── DATASET EXCERPTS ──

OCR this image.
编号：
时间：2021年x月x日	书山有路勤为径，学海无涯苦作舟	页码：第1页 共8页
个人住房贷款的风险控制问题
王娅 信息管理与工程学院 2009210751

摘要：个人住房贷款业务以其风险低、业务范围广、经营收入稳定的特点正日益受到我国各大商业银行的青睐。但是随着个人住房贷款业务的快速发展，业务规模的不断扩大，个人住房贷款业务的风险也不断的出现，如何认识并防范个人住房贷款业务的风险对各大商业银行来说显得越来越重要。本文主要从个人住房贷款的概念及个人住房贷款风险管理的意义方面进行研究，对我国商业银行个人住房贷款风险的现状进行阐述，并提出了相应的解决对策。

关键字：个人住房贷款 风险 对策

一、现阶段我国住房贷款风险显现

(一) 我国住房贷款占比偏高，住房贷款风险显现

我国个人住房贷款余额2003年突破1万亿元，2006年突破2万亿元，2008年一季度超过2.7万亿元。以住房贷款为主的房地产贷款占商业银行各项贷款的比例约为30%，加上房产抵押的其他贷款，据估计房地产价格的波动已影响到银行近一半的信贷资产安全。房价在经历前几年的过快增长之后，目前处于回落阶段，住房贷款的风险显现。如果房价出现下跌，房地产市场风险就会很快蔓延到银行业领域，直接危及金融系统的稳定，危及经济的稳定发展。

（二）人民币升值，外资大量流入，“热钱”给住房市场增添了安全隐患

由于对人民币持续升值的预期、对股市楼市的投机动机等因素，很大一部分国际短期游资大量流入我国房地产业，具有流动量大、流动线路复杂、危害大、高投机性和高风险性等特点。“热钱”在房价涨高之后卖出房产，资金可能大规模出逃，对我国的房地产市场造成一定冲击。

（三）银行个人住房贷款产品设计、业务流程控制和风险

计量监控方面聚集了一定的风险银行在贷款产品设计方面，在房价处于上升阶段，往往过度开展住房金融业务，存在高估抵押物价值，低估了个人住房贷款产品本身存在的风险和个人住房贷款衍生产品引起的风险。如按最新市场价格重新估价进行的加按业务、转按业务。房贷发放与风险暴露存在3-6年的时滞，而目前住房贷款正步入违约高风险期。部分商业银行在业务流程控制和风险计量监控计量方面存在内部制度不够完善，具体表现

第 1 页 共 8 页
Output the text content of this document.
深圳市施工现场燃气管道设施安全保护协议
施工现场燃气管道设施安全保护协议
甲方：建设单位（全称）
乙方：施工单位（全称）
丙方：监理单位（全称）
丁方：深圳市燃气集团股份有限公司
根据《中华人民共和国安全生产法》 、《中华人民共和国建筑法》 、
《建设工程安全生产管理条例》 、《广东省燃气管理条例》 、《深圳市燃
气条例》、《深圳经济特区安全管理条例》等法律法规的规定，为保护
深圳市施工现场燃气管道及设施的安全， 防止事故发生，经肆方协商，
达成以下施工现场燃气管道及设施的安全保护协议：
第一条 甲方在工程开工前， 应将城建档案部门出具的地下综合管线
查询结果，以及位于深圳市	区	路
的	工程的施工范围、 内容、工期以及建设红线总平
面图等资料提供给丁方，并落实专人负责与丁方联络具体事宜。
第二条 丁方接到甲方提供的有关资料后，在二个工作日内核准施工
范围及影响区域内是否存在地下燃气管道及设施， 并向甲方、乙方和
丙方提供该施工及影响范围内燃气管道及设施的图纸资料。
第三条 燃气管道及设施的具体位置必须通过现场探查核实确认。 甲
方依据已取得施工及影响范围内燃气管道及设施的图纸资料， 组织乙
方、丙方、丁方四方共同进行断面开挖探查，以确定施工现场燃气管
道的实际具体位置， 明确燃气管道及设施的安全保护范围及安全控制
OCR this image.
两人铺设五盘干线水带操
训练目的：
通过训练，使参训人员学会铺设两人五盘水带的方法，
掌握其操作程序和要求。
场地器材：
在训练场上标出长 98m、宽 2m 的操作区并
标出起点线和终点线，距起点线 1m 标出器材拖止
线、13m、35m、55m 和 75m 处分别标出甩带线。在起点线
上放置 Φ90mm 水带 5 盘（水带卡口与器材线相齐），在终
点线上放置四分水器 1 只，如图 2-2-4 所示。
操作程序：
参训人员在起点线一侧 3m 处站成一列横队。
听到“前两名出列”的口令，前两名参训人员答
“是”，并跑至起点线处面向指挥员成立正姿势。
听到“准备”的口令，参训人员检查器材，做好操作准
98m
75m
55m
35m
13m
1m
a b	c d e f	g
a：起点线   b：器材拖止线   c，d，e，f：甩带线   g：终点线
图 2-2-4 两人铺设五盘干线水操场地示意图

───

EXERCISE DIRECTIONS: Every line above should be retyped exactly as given.

RESPONSE:
OCR this image.
编号：
时间：2021年x月x日	书山有路勤为径，学海无涯苦作舟	页码：第1页 共8页
个人住房贷款的风险控制问题
王娅 信息管理与工程学院 2009210751

摘要：个人住房贷款业务以其风险低、业务范围广、经营收入稳定的特点正日益受到我国各大商业银行的青睐。但是随着个人住房贷款业务的快速发展，业务规模的不断扩大，个人住房贷款业务的风险也不断的出现，如何认识并防范个人住房贷款业务的风险对各大商业银行来说显得越来越重要。本文主要从个人住房贷款的概念及个人住房贷款风险管理的意义方面进行研究，对我国商业银行个人住房贷款风险的现状进行阐述，并提出了相应的解决对策。

关键字：个人住房贷款 风险 对策

一、现阶段我国住房贷款风险显现

(一) 我国住房贷款占比偏高，住房贷款风险显现

我国个人住房贷款余额2003年突破1万亿元，2006年突破2万亿元，2008年一季度超过2.7万亿元。以住房贷款为主的房地产贷款占商业银行各项贷款的比例约为30%，加上房产抵押的其他贷款，据估计房地产价格的波动已影响到银行近一半的信贷资产安全。房价在经历前几年的过快增长之后，目前处于回落阶段，住房贷款的风险显现。如果房价出现下跌，房地产市场风险就会很快蔓延到银行业领域，直接危及金融系统的稳定，危及经济的稳定发展。

（二）人民币升值，外资大量流入，“热钱”给住房市场增添了安全隐患

由于对人民币持续升值的预期、对股市楼市的投机动机等因素，很大一部分国际短期游资大量流入我国房地产业，具有流动量大、流动线路复杂、危害大、高投机性和高风险性等特点。“热钱”在房价涨高之后卖出房产，资金可能大规模出逃，对我国的房地产市场造成一定冲击。

（三）银行个人住房贷款产品设计、业务流程控制和风险

计量监控方面聚集了一定的风险银行在贷款产品设计方面，在房价处于上升阶段，往往过度开展住房金融业务，存在高估抵押物价值，低估了个人住房贷款产品本身存在的风险和个人住房贷款衍生产品引起的风险。如按最新市场价格重新估价进行的加按业务、转按业务。房贷发放与风险暴露存在3-6年的时滞，而目前住房贷款正步入违约高风险期。部分商业银行在业务流程控制和风险计量监控计量方面存在内部制度不够完善，具体表现

第 1 页 共 8 页
Output the text content of this document.
深圳市施工现场燃气管道设施安全保护协议
施工现场燃气管道设施安全保护协议
甲方：建设单位（全称）
乙方：施工单位（全称）
丙方：监理单位（全称）
丁方：深圳市燃气集团股份有限公司
根据《中华人民共和国安全生产法》 、《中华人民共和国建筑法》 、
《建设工程安全生产管理条例》 、《广东省燃气管理条例》 、《深圳市燃
气条例》、《深圳经济特区安全管理条例》等法律法规的规定，为保护
深圳市施工现场燃气管道及设施的安全， 防止事故发生，经肆方协商，
达成以下施工现场燃气管道及设施的安全保护协议：
第一条 甲方在工程开工前， 应将城建档案部门出具的地下综合管线
查询结果，以及位于深圳市	区	路
的	工程的施工范围、 内容、工期以及建设红线总平
面图等资料提供给丁方，并落实专人负责与丁方联络具体事宜。
第二条 丁方接到甲方提供的有关资料后，在二个工作日内核准施工
范围及影响区域内是否存在地下燃气管道及设施， 并向甲方、乙方和
丙方提供该施工及影响范围内燃气管道及设施的图纸资料。
第三条 燃气管道及设施的具体位置必须通过现场探查核实确认。 甲
方依据已取得施工及影响范围内燃气管道及设施的图纸资料， 组织乙
方、丙方、丁方四方共同进行断面开挖探查，以确定施工现场燃气管
道的实际具体位置， 明确燃气管道及设施的安全保护范围及安全控制
OCR this image.
两人铺设五盘干线水带操
训练目的：
通过训练，使参训人员学会铺设两人五盘水带的方法，
掌握其操作程序和要求。
场地器材：
在训练场上标出长 98m、宽 2m 的操作区并
标出起点线和终点线，距起点线 1m 标出器材拖止
线、13m、35m、55m 和 75m 处分别标出甩带线。在起点线
上放置 Φ90mm 水带 5 盘（水带卡口与器材线相齐），在终
点线上放置四分水器 1 只，如图 2-2-4 所示。
操作程序：
参训人员在起点线一侧 3m 处站成一列横队。
听到“前两名出列”的口令，前两名参训人员答
“是”，并跑至起点线处面向指挥员成立正姿势。
听到“准备”的口令，参训人员检查器材，做好操作准
98m
75m
55m
35m
13m
1m
a b	c d e f	g
a：起点线   b：器材拖止线   c，d，e，f：甩带线   g：终点线
图 2-2-4 两人铺设五盘干线水操场地示意图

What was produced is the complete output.